DIRECTIVE:
Reproduce every entry exactly.

PROVIDED RECORDS:
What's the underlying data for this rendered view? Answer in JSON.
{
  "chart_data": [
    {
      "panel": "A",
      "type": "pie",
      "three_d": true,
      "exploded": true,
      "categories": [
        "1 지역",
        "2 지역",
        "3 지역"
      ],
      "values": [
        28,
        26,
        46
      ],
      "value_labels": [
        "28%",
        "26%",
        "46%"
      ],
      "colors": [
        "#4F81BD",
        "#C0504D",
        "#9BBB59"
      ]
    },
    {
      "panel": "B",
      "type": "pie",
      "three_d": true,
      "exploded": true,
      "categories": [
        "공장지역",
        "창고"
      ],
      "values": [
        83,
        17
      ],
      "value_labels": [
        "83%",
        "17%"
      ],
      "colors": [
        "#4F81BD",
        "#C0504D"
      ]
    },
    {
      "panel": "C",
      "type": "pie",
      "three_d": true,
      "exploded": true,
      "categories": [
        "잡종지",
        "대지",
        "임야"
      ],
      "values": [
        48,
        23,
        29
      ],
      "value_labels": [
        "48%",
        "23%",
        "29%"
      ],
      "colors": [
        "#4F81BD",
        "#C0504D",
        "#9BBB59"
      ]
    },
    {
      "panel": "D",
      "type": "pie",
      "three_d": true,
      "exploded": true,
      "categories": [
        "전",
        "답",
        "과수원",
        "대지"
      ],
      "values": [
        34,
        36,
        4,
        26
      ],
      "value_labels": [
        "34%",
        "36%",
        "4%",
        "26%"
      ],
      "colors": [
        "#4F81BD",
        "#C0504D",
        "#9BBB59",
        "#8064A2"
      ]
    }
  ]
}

THE COMPLETED TASK:
What's the underlying data for this rendered view? Answer in JSON.
{
  "chart_data": [
    {
      "panel": "A",
      "type": "pie",
      "three_d": true,
      "exploded": true,
      "categories": [
        "1 지역",
        "2 지역",
        "3 지역"
      ],
      "values": [
        28,
        26,
        46
      ],
      "value_labels": [
        "28%",
        "26%",
        "46%"
      ],
      "colors": [
        "#4F81BD",
        "#C0504D",
        "#9BBB59"
      ]
    },
    {
      "panel": "B",
      "type": "pie",
      "three_d": true,
      "exploded": true,
      "categories": [
        "공장지역",
        "창고"
      ],
      "values": [
        83,
        17
      ],
      "value_labels": [
        "83%",
        "17%"
      ],
      "colors": [
        "#4F81BD",
        "#C0504D"
      ]
    },
    {
      "panel": "C",
      "type": "pie",
      "three_d": true,
      "exploded": true,
      "categories": [
        "잡종지",
        "대지",
        "임야"
      ],
      "values": [
        48,
        23,
        29
      ],
      "value_labels": [
        "48%",
        "23%",
        "29%"
      ],
      "colors": [
        "#4F81BD",
        "#C0504D",
        "#9BBB59"
      ]
    },
    {
      "panel": "D",
      "type": "pie",
      "three_d": true,
      "exploded": true,
      "categories": [
        "전",
        "답",
        "과수원",
        "대지"
      ],
      "values": [
        34,
        36,
        4,
        26
      ],
      "value_labels": [
        "34%",
        "36%",
        "4%",
        "26%"
      ],
      "colors": [
        "#4F81BD",
        "#C0504D",
        "#9BBB59",
        "#8064A2"
      ]
    }
  ]
}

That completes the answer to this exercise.